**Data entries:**
↓↓↓

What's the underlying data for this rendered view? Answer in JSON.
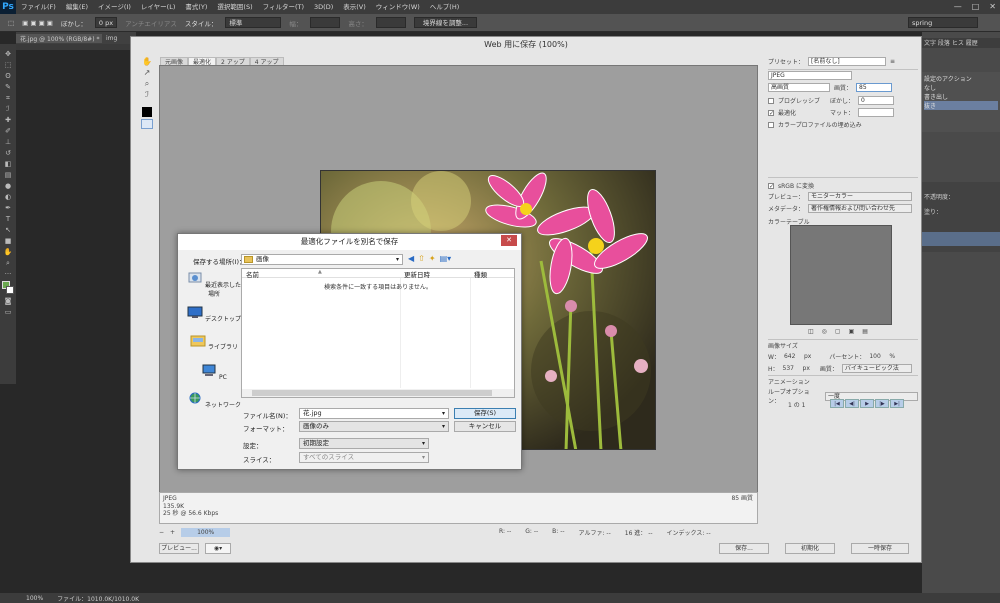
{
  "ps": {
    "logo": "Ps",
    "menu": [
      "ファイル(F)",
      "編集(E)",
      "イメージ(I)",
      "レイヤー(L)",
      "書式(Y)",
      "選択範囲(S)",
      "フィルター(T)",
      "3D(D)",
      "表示(V)",
      "ウィンドウ(W)",
      "ヘルプ(H)"
    ],
    "window_controls": [
      "—",
      "□",
      "✕"
    ],
    "options": {
      "blur_label": "ぼかし：",
      "blur_value": "0 px",
      "antialias": "アンチエイリアス",
      "style_label": "スタイル：",
      "style_value": "標準",
      "width_label": "幅：",
      "height_label": "高さ：",
      "refine_edge": "境界線を調整...",
      "workspace": "spring"
    },
    "doc_tab": "花.jpg @ 100% (RGB/8#) *",
    "doc_tab2": "img",
    "right_panel": {
      "tabs": "文字 段落 ヒス 履歴",
      "actions_title": "設定のアクション",
      "actions": [
        "なし",
        "書き出し",
        "抜き"
      ],
      "layers": [
        "不透明度：",
        "塗り："
      ]
    },
    "status": {
      "zoom": "100%",
      "file": "ファイル：1010.0K/1010.0K"
    }
  },
  "sfw": {
    "title": "Web 用に保存 (100%)",
    "view_tabs": [
      "元画像",
      "最適化",
      "2 アップ",
      "4 アップ"
    ],
    "info_left": [
      "JPEG",
      "135.9K",
      "25 秒 @ 56.6 Kbps"
    ],
    "info_right": "85 画質",
    "zoom": "100%",
    "readout": [
      "R: --",
      "G: --",
      "B: --",
      "アルファ: --",
      "16 進： --",
      "インデックス: --"
    ],
    "buttons": {
      "preview": "プレビュー...",
      "save": "保存...",
      "reset": "初期化",
      "remember": "一時保存"
    },
    "settings": {
      "preset_label": "プリセット：",
      "preset_value": "[名前なし]",
      "format": "JPEG",
      "quality_preset": "高画質",
      "quality_label": "画質：",
      "quality_value": "85",
      "progressive": "プログレッシブ",
      "optimized": "最適化",
      "blur_label": "ぼかし：",
      "blur_value": "0",
      "matte_label": "マット：",
      "embed_profile": "カラープロファイルの埋め込み",
      "srgb": "sRGB に変換",
      "preview_label": "プレビュー：",
      "preview_value": "モニターカラー",
      "metadata_label": "メタデータ：",
      "metadata_value": "著作権情報および問い合わせ先",
      "color_table": "カラーテーブル",
      "image_size": "画像サイズ",
      "w_label": "W：",
      "w_value": "642",
      "h_label": "H：",
      "h_value": "537",
      "px": "px",
      "percent_label": "パーセント：",
      "percent_value": "100",
      "percent_unit": "%",
      "resample_label": "画質：",
      "resample_value": "バイキュービック法",
      "animation": "アニメーション",
      "loop_label": "ループオプション：",
      "loop_value": "一度",
      "frame": "1 の 1",
      "anim_buttons": [
        "|◀",
        "◀|",
        "▶",
        "|▶",
        "▶|"
      ]
    }
  },
  "saveas": {
    "title": "最適化ファイルを別名で保存",
    "close": "✕",
    "location_label": "保存する場所(I)：",
    "location_value": "画像",
    "places": [
      "最近表示した場所",
      "デスクトップ",
      "ライブラリ",
      "PC",
      "ネットワーク"
    ],
    "columns": [
      "名前",
      "更新日時",
      "種類"
    ],
    "empty_message": "検索条件に一致する項目はありません。",
    "filename_label": "ファイル名(N)：",
    "filename_value": "花.jpg",
    "format_label": "フォーマット：",
    "format_value": "画像のみ",
    "settings_label": "設定：",
    "settings_value": "初期設定",
    "slices_label": "スライス：",
    "slices_value": "すべてのスライス",
    "save_button": "保存(S)",
    "cancel_button": "キャンセル"
  }
}
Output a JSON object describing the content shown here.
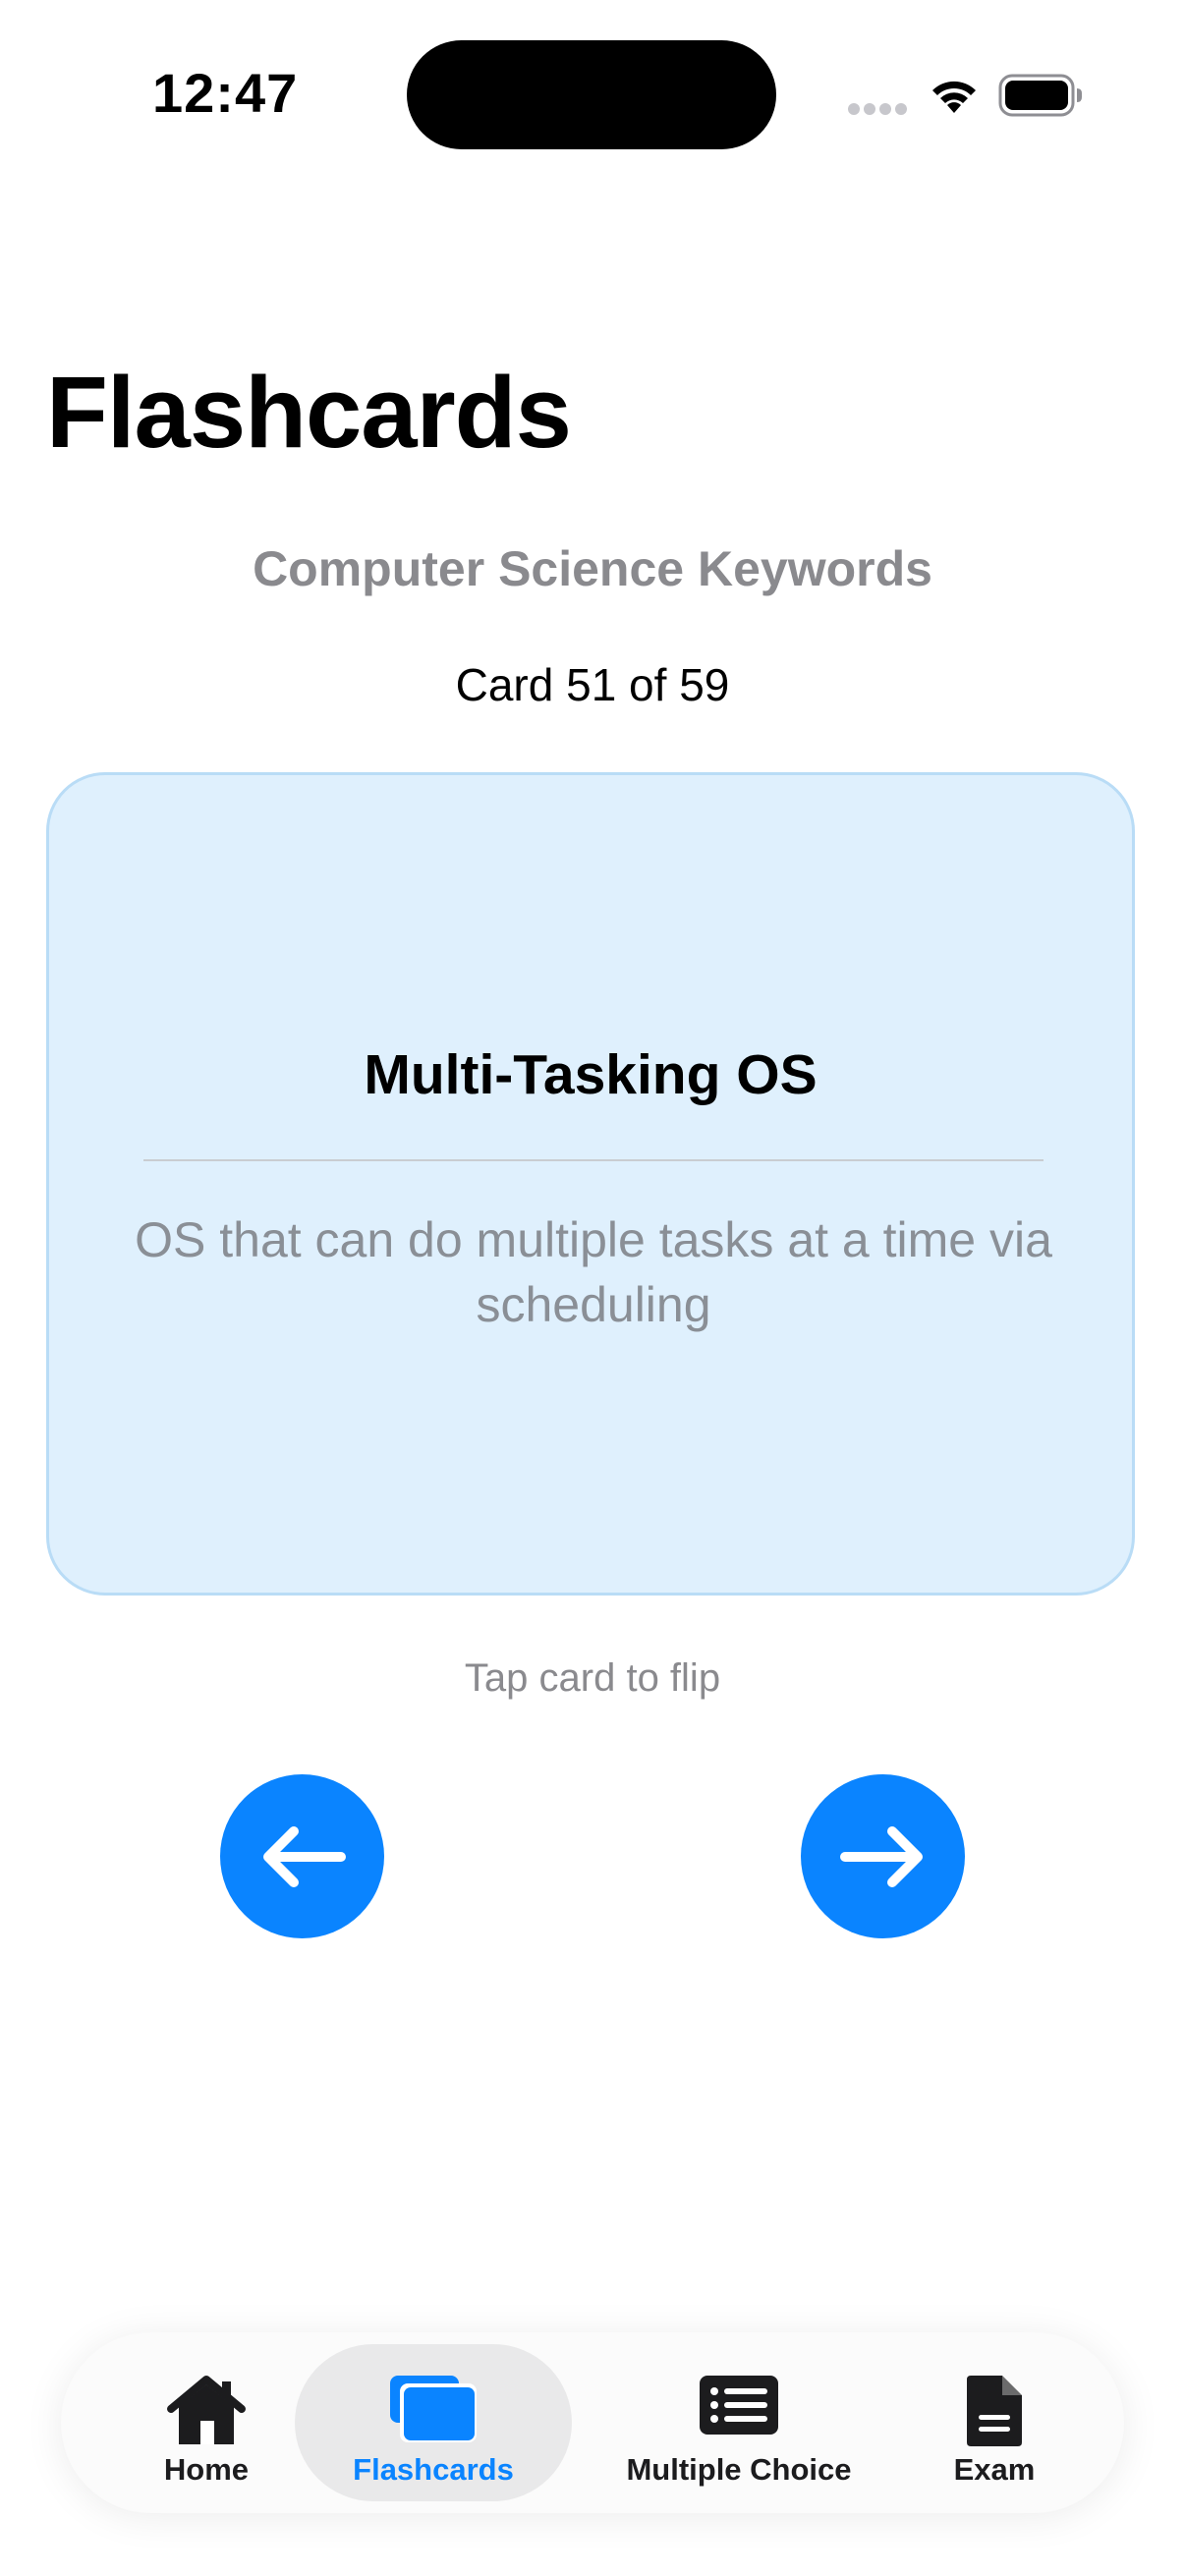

↑↑↑

**GIVEN PROBLEM:** Copy out the records above in full, exactly as written, but not the pictures.

**COMPLETED EXERCISE:**
What's the underlying data for this rendered view? Answer in JSON.
{
  "ps": {
    "logo": "Ps",
    "menu": [
      "ファイル(F)",
      "編集(E)",
      "イメージ(I)",
      "レイヤー(L)",
      "書式(Y)",
      "選択範囲(S)",
      "フィルター(T)",
      "3D(D)",
      "表示(V)",
      "ウィンドウ(W)",
      "ヘルプ(H)"
    ],
    "window_controls": [
      "—",
      "□",
      "✕"
    ],
    "options": {
      "blur_label": "ぼかし：",
      "blur_value": "0 px",
      "antialias": "アンチエイリアス",
      "style_label": "スタイル：",
      "style_value": "標準",
      "width_label": "幅：",
      "height_label": "高さ：",
      "refine_edge": "境界線を調整...",
      "workspace": "spring"
    },
    "doc_tab": "花.jpg @ 100% (RGB/8#) *",
    "doc_tab2": "img",
    "right_panel": {
      "tabs": "文字 段落 ヒス 履歴",
      "actions_title": "設定のアクション",
      "actions": [
        "なし",
        "書き出し",
        "抜き"
      ],
      "layers": [
        "不透明度：",
        "塗り："
      ]
    },
    "status": {
      "zoom": "100%",
      "file": "ファイル：1010.0K/1010.0K"
    }
  },
  "sfw": {
    "title": "Web 用に保存 (100%)",
    "view_tabs": [
      "元画像",
      "最適化",
      "2 アップ",
      "4 アップ"
    ],
    "info_left": [
      "JPEG",
      "135.9K",
      "25 秒 @ 56.6 Kbps"
    ],
    "info_right": "85 画質",
    "zoom": "100%",
    "readout": [
      "R: --",
      "G: --",
      "B: --",
      "アルファ: --",
      "16 進： --",
      "インデックス: --"
    ],
    "buttons": {
      "preview": "プレビュー...",
      "save": "保存...",
      "reset": "初期化",
      "remember": "一時保存"
    },
    "settings": {
      "preset_label": "プリセット：",
      "preset_value": "[名前なし]",
      "format": "JPEG",
      "quality_preset": "高画質",
      "quality_label": "画質：",
      "quality_value": "85",
      "progressive": "プログレッシブ",
      "optimized": "最適化",
      "blur_label": "ぼかし：",
      "blur_value": "0",
      "matte_label": "マット：",
      "embed_profile": "カラープロファイルの埋め込み",
      "srgb": "sRGB に変換",
      "preview_label": "プレビュー：",
      "preview_value": "モニターカラー",
      "metadata_label": "メタデータ：",
      "metadata_value": "著作権情報および問い合わせ先",
      "color_table": "カラーテーブル",
      "image_size": "画像サイズ",
      "w_label": "W：",
      "w_value": "642",
      "h_label": "H：",
      "h_value": "537",
      "px": "px",
      "percent_label": "パーセント：",
      "percent_value": "100",
      "percent_unit": "%",
      "resample_label": "画質：",
      "resample_value": "バイキュービック法",
      "animation": "アニメーション",
      "loop_label": "ループオプション：",
      "loop_value": "一度",
      "frame": "1 の 1",
      "anim_buttons": [
        "|◀",
        "◀|",
        "▶",
        "|▶",
        "▶|"
      ]
    }
  },
  "saveas": {
    "title": "最適化ファイルを別名で保存",
    "close": "✕",
    "location_label": "保存する場所(I)：",
    "location_value": "画像",
    "places": [
      "最近表示した場所",
      "デスクトップ",
      "ライブラリ",
      "PC",
      "ネットワーク"
    ],
    "columns": [
      "名前",
      "更新日時",
      "種類"
    ],
    "empty_message": "検索条件に一致する項目はありません。",
    "filename_label": "ファイル名(N)：",
    "filename_value": "花.jpg",
    "format_label": "フォーマット：",
    "format_value": "画像のみ",
    "settings_label": "設定：",
    "settings_value": "初期設定",
    "slices_label": "スライス：",
    "slices_value": "すべてのスライス",
    "save_button": "保存(S)",
    "cancel_button": "キャンセル"
  }
}
Output a JSON object describing the content shown here.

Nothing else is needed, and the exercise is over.